--- Material provided ---

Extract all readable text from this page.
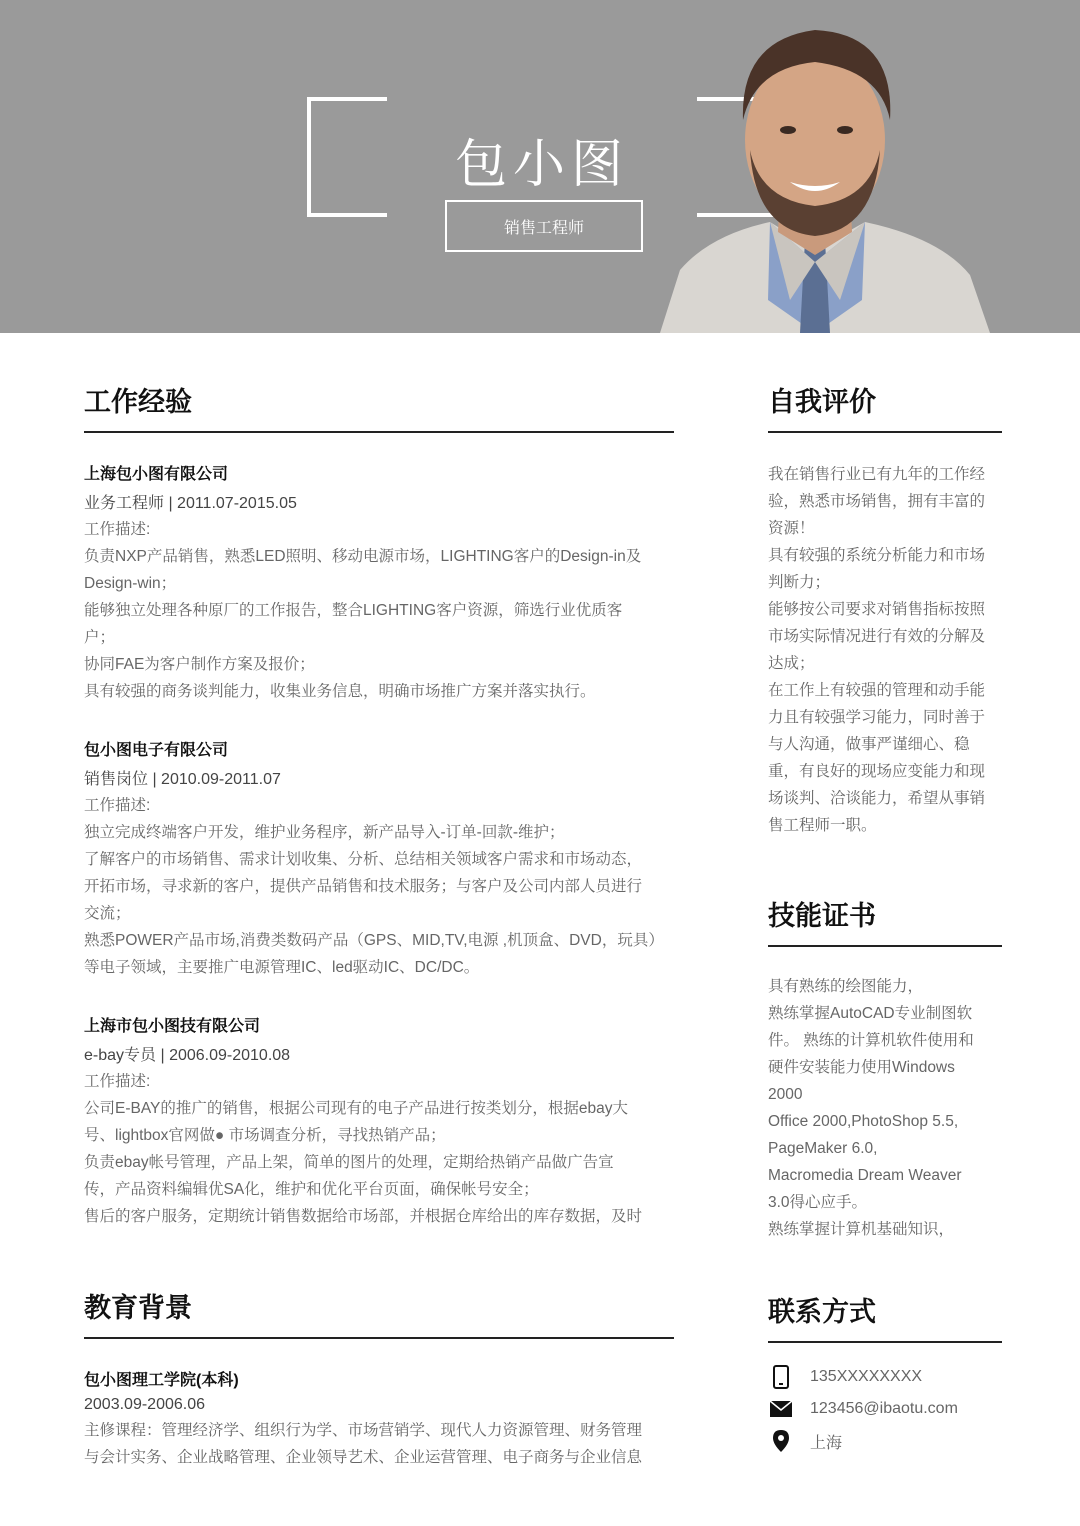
包小图
销售工程师
工作经验

上海包小图有限公司

业务工程师 | 2011.07-2015.05

工作描述:

负责NXP产品销售，熟悉LED照明、移动电源市场，LIGHTING客户的Design-in及

Design-win；

能够独立处理各种原厂的工作报告，整合LIGHTING客户资源，筛选行业优质客

户；

协同FAE为客户制作方案及报价；

具有较强的商务谈判能力，收集业务信息，明确市场推广方案并落实执行。

包小图电子有限公司

销售岗位 | 2010.09-2011.07

工作描述:

独立完成终端客户开发，维护业务程序，新产品导入-订单-回款-维护；

了解客户的市场销售、需求计划收集、分析、总结相关领域客户需求和市场动态，

开拓市场，寻求新的客户，提供产品销售和技术服务；与客户及公司内部人员进行

交流；

熟悉POWER产品市场,消费类数码产品（GPS、MID,TV,电源 ,机顶盒、DVD，玩具）

等电子领域，主要推广电源管理IC、led驱动IC、DC/DC。

上海市包小图技有限公司

e-bay专员 | 2006.09-2010.08

工作描述:

公司E-BAY的推广的销售，根据公司现有的电子产品进行按类划分，根据ebay大

号、lightbox官网做● 市场调查分析，寻找热销产品；

负责ebay帐号管理，产品上架，简单的图片的处理，定期给热销产品做广告宣

传，产品资料编辑优SA化，维护和优化平台页面，确保帐号安全；

售后的客户服务，定期统计销售数据给市场部，并根据仓库给出的库存数据，及时

教育背景

包小图理工学院(本科)

2003.09-2006.06

主修课程：管理经济学、组织行为学、市场营销学、现代人力资源管理、财务管理

与会计实务、企业战略管理、企业领导艺术、企业运营管理、电子商务与企业信息

自我评价

我在销售行业已有九年的工作经

验，熟悉市场销售，拥有丰富的

资源！

具有较强的系统分析能力和市场

判断力；

能够按公司要求对销售指标按照

市场实际情况进行有效的分解及

达成；

在工作上有较强的管理和动手能

力且有较强学习能力，同时善于

与人沟通，做事严谨细心、稳

重，有良好的现场应变能力和现

场谈判、洽谈能力，希望从事销

售工程师一职。

技能证书

具有熟练的绘图能力，

熟练掌握AutoCAD专业制图软

件。 熟练的计算机软件使用和

硬件安装能力使用Windows

2000

Office 2000,PhotoShop 5.5,

PageMaker 6.0,

Macromedia Dream Weaver

3.0得心应手。

熟练掌握计算机基础知识，

联系方式
135XXXXXXXX
123456@ibaotu.com
上海
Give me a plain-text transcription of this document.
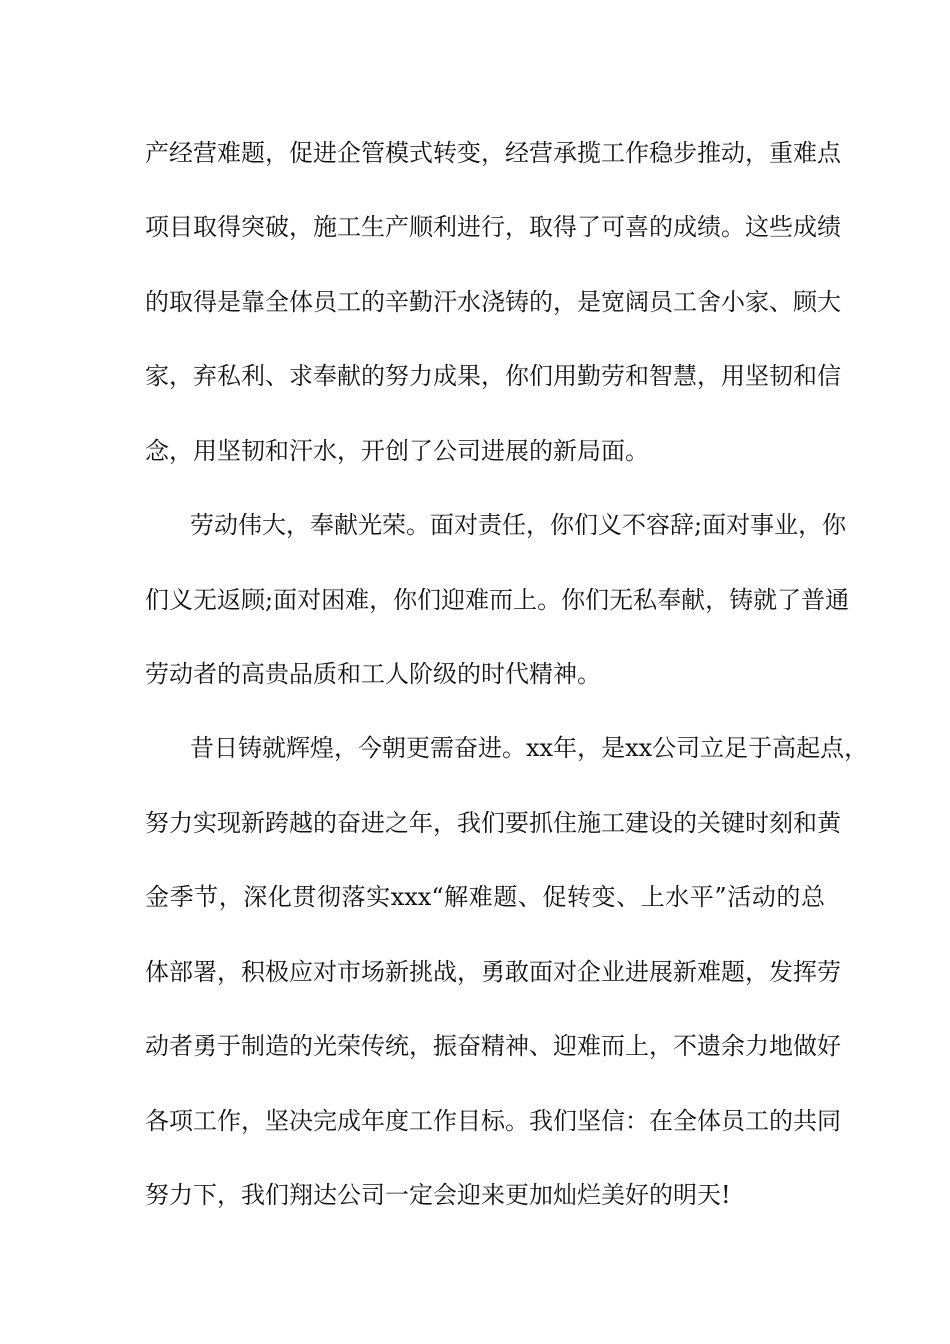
产经营难题，促进企管模式转变，经营承揽工作稳步推动，重难点
项目取得突破，施工生产顺利进行，取得了可喜的成绩。这些成绩
的取得是靠全体员工的辛勤汗水浇铸的，是宽阔员工舍小家、顾大
家，弃私利、求奉献的努力成果，你们用勤劳和智慧，用坚韧和信
念，用坚韧和汗水，开创了公司进展的新局面。
劳动伟大，奉献光荣。面对责任，你们义不容辞;面对事业，你
们义无返顾;面对困难，你们迎难而上。你们无私奉献，铸就了普通
劳动者的高贵品质和工人阶级的时代精神。
昔日铸就辉煌，今朝更需奋进。xx年，是xx公司立足于高起点，
努力实现新跨越的奋进之年，我们要抓住施工建设的关键时刻和黄
金季节，深化贯彻落实xxx“解难题、促转变、上水平”活动的总
体部署，积极应对市场新挑战，勇敢面对企业进展新难题，发挥劳
动者勇于制造的光荣传统，振奋精神、迎难而上，不遗余力地做好
各项工作，坚决完成年度工作目标。我们坚信：在全体员工的共同
努力下，我们翔达公司一定会迎来更加灿烂美好的明天!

---

Required task | Restate the records word for word, omitting images.

Solved problem |
Extract all readable text from this page.
包小图
销售工程师
工作经验

上海包小图有限公司

业务工程师 | 2011.07-2015.05

工作描述:

负责NXP产品销售，熟悉LED照明、移动电源市场，LIGHTING客户的Design-in及

Design-win；

能够独立处理各种原厂的工作报告，整合LIGHTING客户资源，筛选行业优质客

户；

协同FAE为客户制作方案及报价；

具有较强的商务谈判能力，收集业务信息，明确市场推广方案并落实执行。

包小图电子有限公司

销售岗位 | 2010.09-2011.07

工作描述:

独立完成终端客户开发，维护业务程序，新产品导入-订单-回款-维护；

了解客户的市场销售、需求计划收集、分析、总结相关领域客户需求和市场动态，

开拓市场，寻求新的客户，提供产品销售和技术服务；与客户及公司内部人员进行

交流；

熟悉POWER产品市场,消费类数码产品（GPS、MID,TV,电源 ,机顶盒、DVD，玩具）

等电子领域，主要推广电源管理IC、led驱动IC、DC/DC。

上海市包小图技有限公司

e-bay专员 | 2006.09-2010.08

工作描述:

公司E-BAY的推广的销售，根据公司现有的电子产品进行按类划分，根据ebay大

号、lightbox官网做● 市场调查分析，寻找热销产品；

负责ebay帐号管理，产品上架，简单的图片的处理，定期给热销产品做广告宣

传，产品资料编辑优SA化，维护和优化平台页面，确保帐号安全；

售后的客户服务，定期统计销售数据给市场部，并根据仓库给出的库存数据，及时

教育背景

包小图理工学院(本科)

2003.09-2006.06

主修课程：管理经济学、组织行为学、市场营销学、现代人力资源管理、财务管理

与会计实务、企业战略管理、企业领导艺术、企业运营管理、电子商务与企业信息

自我评价

我在销售行业已有九年的工作经

验，熟悉市场销售，拥有丰富的

资源！

具有较强的系统分析能力和市场

判断力；

能够按公司要求对销售指标按照

市场实际情况进行有效的分解及

达成；

在工作上有较强的管理和动手能

力且有较强学习能力，同时善于

与人沟通，做事严谨细心、稳

重，有良好的现场应变能力和现

场谈判、洽谈能力，希望从事销

售工程师一职。

技能证书

具有熟练的绘图能力，

熟练掌握AutoCAD专业制图软

件。 熟练的计算机软件使用和

硬件安装能力使用Windows

2000

Office 2000,PhotoShop 5.5,

PageMaker 6.0,

Macromedia Dream Weaver

3.0得心应手。

熟练掌握计算机基础知识，

联系方式
135XXXXXXXX
123456@ibaotu.com
上海
Give me a plain-text transcription of this document.
产经营难题，促进企管模式转变，经营承揽工作稳步推动，重难点
项目取得突破，施工生产顺利进行，取得了可喜的成绩。这些成绩
的取得是靠全体员工的辛勤汗水浇铸的，是宽阔员工舍小家、顾大
家，弃私利、求奉献的努力成果，你们用勤劳和智慧，用坚韧和信
念，用坚韧和汗水，开创了公司进展的新局面。
劳动伟大，奉献光荣。面对责任，你们义不容辞;面对事业，你
们义无返顾;面对困难，你们迎难而上。你们无私奉献，铸就了普通
劳动者的高贵品质和工人阶级的时代精神。
昔日铸就辉煌，今朝更需奋进。xx年，是xx公司立足于高起点，
努力实现新跨越的奋进之年，我们要抓住施工建设的关键时刻和黄
金季节，深化贯彻落实xxx“解难题、促转变、上水平”活动的总
体部署，积极应对市场新挑战，勇敢面对企业进展新难题，发挥劳
动者勇于制造的光荣传统，振奋精神、迎难而上，不遗余力地做好
各项工作，坚决完成年度工作目标。我们坚信：在全体员工的共同
努力下，我们翔达公司一定会迎来更加灿烂美好的明天!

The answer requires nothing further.